▼
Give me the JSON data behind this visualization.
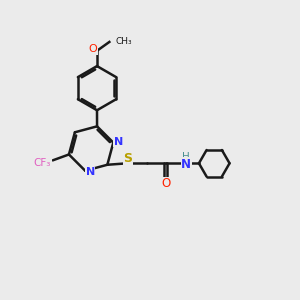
{
  "bg_color": "#ebebeb",
  "bond_color": "#1a1a1a",
  "N_color": "#3333ff",
  "O_color": "#ff2200",
  "S_color": "#b8a000",
  "F_color": "#e060c0",
  "H_color": "#4a9090",
  "lw": 1.8,
  "dbo": 0.055,
  "xlim": [
    0,
    10
  ],
  "ylim": [
    0,
    10
  ]
}
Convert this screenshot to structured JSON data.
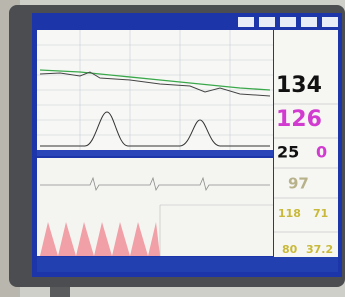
{
  "readings": {
    "fhr1": "134",
    "fhr2": "126",
    "toco": "25",
    "toco_offset": "0",
    "spo2": "97",
    "nibp_sys": "118",
    "nibp_dia": "71",
    "pulse": "80",
    "temp": "37.2"
  }
}
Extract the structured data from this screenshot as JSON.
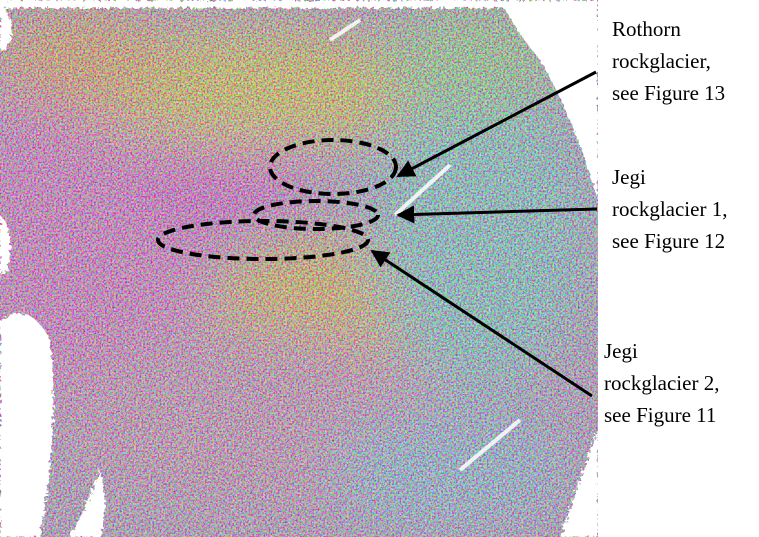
{
  "annotations": [
    {
      "lines": [
        "Rothorn",
        "rockglacier,",
        "see Figure 13"
      ]
    },
    {
      "lines": [
        "Jegi",
        "rockglacier 1,",
        "see Figure 12"
      ]
    },
    {
      "lines": [
        "Jegi",
        "rockglacier 2,",
        "see Figure 11"
      ]
    }
  ]
}
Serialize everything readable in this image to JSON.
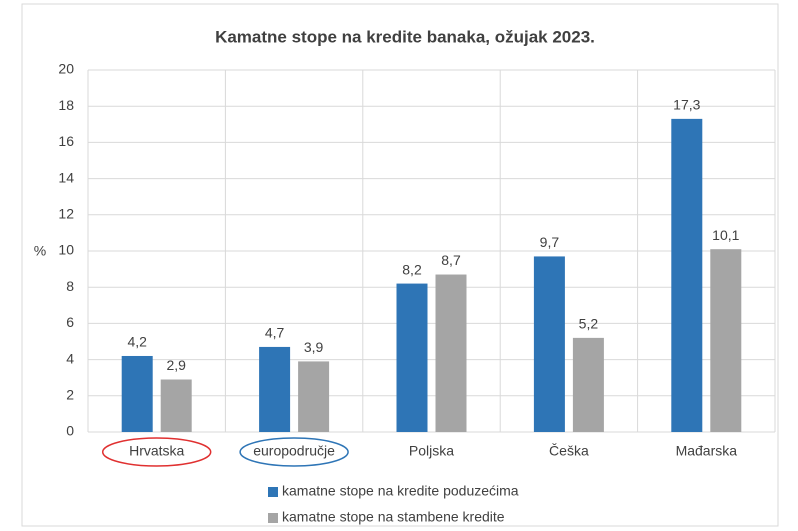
▲
◆ Exercise aim ◆
Copy out, unchanged, the span of lines beginning with the one that includes "Extract the structured" and running through the final line of the material above. Leave the pictures out.

◆ Expected answer ◆
Extract the structured data from this screenshot as JSON.
{
  "annotations": [
    {
      "lines": [
        "Rothorn",
        "rockglacier,",
        "see Figure 13"
      ]
    },
    {
      "lines": [
        "Jegi",
        "rockglacier 1,",
        "see Figure 12"
      ]
    },
    {
      "lines": [
        "Jegi",
        "rockglacier 2,",
        "see Figure 11"
      ]
    }
  ]
}
Serialize everything readable in this image to JSON.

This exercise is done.